■ BRIEF:
Look for "left" in the listing below. Gather each line that contains it.

■ RECORDS SUPPLIED:
** begin **
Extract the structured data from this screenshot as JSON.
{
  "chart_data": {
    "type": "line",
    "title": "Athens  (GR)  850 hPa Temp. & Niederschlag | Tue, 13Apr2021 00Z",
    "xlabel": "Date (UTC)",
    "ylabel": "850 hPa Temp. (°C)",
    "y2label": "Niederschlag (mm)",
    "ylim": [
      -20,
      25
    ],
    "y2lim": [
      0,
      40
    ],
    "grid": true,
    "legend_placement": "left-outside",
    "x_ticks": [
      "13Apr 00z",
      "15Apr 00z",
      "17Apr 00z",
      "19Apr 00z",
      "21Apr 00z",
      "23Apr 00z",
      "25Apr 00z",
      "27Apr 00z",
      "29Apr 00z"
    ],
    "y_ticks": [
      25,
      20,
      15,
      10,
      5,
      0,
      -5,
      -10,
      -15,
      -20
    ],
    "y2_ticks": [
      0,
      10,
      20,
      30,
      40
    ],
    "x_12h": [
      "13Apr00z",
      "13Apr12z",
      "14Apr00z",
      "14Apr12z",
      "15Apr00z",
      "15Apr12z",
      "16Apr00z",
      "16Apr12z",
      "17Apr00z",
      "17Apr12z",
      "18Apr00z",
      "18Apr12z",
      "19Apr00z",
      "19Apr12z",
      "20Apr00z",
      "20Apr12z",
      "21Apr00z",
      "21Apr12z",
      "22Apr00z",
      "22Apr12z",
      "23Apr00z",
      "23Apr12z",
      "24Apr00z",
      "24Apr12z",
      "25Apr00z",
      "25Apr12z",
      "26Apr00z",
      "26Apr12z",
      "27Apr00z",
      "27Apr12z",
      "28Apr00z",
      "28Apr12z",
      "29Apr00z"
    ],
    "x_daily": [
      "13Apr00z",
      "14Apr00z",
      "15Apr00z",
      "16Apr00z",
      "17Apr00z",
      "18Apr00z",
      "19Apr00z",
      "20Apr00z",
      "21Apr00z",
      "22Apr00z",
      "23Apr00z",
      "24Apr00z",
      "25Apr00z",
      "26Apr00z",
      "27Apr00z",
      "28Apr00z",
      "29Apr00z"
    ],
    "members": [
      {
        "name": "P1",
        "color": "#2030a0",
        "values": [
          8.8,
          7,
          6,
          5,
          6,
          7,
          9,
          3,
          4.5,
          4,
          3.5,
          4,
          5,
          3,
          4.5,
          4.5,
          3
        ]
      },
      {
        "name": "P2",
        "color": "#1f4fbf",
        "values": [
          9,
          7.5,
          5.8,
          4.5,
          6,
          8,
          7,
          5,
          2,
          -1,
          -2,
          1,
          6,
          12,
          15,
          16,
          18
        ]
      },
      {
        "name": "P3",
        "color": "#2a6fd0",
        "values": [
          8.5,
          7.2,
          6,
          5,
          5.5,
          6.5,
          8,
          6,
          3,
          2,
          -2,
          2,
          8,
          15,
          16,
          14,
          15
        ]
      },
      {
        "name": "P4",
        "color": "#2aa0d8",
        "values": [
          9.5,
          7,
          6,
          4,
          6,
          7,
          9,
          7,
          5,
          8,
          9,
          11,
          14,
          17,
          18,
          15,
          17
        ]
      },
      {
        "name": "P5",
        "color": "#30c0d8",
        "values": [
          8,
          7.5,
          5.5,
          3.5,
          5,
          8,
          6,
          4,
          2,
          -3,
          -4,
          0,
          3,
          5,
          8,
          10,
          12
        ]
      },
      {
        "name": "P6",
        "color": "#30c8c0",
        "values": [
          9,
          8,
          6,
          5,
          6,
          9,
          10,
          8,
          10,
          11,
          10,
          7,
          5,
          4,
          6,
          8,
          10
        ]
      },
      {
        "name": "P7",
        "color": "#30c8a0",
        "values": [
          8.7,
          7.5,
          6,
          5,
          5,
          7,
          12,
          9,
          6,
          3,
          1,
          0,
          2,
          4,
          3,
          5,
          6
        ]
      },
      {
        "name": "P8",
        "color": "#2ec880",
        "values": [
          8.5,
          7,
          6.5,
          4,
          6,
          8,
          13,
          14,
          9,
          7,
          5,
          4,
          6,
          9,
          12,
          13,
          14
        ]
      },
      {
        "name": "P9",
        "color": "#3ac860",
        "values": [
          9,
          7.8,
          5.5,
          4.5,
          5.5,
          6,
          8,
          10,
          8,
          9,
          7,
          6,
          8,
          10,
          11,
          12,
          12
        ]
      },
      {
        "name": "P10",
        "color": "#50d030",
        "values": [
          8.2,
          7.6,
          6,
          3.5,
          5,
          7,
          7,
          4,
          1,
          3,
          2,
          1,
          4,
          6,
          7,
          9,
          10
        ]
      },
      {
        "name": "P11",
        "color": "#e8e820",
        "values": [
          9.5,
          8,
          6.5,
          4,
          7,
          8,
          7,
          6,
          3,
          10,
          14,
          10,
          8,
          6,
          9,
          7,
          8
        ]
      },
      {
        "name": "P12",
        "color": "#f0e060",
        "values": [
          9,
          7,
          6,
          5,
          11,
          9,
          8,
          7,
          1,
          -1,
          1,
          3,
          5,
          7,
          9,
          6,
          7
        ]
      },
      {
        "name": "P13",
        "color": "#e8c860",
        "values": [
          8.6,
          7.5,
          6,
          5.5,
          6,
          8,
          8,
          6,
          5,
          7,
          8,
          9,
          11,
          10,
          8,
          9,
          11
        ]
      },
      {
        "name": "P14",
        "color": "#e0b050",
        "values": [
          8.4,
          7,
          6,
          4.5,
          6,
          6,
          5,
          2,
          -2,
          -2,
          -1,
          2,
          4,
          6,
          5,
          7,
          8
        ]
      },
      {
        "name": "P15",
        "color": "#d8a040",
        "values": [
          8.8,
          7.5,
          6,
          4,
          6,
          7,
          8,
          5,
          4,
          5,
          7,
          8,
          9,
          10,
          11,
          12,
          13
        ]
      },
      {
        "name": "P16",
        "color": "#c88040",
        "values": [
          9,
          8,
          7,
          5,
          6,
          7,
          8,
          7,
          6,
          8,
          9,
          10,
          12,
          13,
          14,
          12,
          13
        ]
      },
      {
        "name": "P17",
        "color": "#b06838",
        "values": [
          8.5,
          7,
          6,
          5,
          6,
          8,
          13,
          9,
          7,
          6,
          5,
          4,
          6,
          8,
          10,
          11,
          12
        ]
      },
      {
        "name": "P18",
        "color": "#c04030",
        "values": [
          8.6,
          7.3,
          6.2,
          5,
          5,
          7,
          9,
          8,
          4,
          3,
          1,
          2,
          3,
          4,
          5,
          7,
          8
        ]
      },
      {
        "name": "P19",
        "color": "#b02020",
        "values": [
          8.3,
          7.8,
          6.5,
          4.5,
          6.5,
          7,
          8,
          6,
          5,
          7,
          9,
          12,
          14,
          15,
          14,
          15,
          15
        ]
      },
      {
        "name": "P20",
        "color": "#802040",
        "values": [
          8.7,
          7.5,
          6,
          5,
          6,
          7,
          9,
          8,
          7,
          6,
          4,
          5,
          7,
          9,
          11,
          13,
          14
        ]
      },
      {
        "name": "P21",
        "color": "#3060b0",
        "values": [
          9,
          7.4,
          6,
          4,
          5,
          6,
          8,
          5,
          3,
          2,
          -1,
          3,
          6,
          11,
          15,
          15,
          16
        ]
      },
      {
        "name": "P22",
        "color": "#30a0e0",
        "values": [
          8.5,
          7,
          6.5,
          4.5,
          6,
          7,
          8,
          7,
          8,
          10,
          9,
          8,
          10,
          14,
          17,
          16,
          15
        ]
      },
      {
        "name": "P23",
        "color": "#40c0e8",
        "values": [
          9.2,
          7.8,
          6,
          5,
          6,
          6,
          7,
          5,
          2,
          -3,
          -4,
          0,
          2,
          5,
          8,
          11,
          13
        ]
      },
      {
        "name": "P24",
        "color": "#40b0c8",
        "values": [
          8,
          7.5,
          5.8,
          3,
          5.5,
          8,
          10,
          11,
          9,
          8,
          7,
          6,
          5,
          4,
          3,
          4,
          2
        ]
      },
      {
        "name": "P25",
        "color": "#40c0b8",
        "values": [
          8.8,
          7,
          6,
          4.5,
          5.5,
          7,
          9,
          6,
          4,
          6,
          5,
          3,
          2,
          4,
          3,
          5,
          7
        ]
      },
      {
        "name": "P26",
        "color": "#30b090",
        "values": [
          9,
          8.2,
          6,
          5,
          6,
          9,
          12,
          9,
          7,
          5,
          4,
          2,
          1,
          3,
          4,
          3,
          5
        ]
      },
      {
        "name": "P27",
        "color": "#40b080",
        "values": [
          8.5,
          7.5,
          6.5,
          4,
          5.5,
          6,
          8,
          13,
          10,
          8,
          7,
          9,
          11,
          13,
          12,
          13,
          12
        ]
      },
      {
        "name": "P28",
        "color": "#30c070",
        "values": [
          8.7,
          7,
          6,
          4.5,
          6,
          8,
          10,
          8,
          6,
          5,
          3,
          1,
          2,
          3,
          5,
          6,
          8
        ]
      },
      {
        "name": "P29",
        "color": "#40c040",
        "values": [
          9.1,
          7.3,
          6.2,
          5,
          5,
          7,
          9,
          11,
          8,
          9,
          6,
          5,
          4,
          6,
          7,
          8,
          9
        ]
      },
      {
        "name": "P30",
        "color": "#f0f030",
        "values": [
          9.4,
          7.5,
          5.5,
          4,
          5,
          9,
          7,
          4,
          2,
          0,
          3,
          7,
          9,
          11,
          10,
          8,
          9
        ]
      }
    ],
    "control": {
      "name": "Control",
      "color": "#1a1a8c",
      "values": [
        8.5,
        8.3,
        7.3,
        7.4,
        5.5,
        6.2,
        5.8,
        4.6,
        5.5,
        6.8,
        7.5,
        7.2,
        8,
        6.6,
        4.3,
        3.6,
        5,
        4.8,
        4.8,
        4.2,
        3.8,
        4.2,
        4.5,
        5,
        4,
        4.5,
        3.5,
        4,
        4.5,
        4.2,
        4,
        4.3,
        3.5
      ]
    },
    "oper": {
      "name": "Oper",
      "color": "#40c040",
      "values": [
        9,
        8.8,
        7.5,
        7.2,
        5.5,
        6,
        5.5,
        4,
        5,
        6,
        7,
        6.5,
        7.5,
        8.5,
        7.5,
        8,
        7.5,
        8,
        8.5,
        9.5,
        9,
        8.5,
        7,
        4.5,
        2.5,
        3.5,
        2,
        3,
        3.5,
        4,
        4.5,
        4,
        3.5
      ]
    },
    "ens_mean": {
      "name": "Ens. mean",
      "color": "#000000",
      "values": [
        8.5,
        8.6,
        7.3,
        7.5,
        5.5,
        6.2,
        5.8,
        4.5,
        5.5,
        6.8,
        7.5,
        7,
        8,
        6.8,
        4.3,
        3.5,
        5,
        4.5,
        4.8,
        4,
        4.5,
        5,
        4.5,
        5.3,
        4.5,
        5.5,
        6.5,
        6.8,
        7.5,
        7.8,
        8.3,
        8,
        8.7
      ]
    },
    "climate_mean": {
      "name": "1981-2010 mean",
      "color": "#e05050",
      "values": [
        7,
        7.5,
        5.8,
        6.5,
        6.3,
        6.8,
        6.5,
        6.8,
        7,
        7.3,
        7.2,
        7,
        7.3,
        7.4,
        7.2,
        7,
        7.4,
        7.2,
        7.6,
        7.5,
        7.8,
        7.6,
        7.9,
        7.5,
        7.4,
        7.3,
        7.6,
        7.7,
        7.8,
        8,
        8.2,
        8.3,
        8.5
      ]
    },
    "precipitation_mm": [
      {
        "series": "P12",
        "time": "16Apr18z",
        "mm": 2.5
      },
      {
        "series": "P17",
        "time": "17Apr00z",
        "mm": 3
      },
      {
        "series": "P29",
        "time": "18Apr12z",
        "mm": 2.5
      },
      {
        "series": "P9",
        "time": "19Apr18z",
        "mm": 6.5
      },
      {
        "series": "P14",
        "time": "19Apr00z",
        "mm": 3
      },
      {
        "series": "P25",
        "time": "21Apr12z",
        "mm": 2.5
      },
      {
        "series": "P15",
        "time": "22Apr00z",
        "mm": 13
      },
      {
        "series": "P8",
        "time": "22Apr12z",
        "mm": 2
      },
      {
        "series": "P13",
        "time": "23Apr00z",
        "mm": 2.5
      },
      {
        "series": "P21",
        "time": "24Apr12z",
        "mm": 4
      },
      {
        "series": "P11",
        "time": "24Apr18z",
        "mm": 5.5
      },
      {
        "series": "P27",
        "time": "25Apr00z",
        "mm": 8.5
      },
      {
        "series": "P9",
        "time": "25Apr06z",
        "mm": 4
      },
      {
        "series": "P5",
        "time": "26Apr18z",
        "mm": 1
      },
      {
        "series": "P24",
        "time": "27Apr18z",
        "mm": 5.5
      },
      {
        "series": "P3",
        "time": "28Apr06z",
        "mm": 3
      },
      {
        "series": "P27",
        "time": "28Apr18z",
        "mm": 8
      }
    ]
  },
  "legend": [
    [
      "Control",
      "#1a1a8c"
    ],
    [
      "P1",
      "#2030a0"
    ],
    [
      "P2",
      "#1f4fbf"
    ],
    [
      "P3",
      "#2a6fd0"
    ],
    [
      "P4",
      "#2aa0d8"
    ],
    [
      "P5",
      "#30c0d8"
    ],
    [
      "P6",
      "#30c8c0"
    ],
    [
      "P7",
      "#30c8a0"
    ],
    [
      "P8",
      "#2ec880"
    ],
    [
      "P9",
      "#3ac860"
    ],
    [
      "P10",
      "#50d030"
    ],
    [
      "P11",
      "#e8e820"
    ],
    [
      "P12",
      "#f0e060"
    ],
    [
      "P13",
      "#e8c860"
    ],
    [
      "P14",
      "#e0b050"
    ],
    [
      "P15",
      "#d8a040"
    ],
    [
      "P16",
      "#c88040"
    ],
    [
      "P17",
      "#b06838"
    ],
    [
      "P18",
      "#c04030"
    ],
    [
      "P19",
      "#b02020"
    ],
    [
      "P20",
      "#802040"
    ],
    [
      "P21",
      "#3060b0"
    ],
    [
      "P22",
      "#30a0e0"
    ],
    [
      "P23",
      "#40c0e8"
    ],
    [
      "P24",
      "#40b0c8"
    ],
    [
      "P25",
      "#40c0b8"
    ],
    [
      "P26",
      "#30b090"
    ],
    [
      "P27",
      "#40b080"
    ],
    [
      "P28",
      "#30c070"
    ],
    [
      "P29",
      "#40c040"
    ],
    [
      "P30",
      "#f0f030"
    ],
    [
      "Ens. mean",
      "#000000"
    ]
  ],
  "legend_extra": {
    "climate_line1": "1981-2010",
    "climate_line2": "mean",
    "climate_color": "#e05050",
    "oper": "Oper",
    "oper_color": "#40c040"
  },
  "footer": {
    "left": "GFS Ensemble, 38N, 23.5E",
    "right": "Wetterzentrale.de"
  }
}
** end **
■ WORKED ANSWER:
    "legend_placement": "left-outside",
    "left": "GFS Ensemble, 38N, 23.5E",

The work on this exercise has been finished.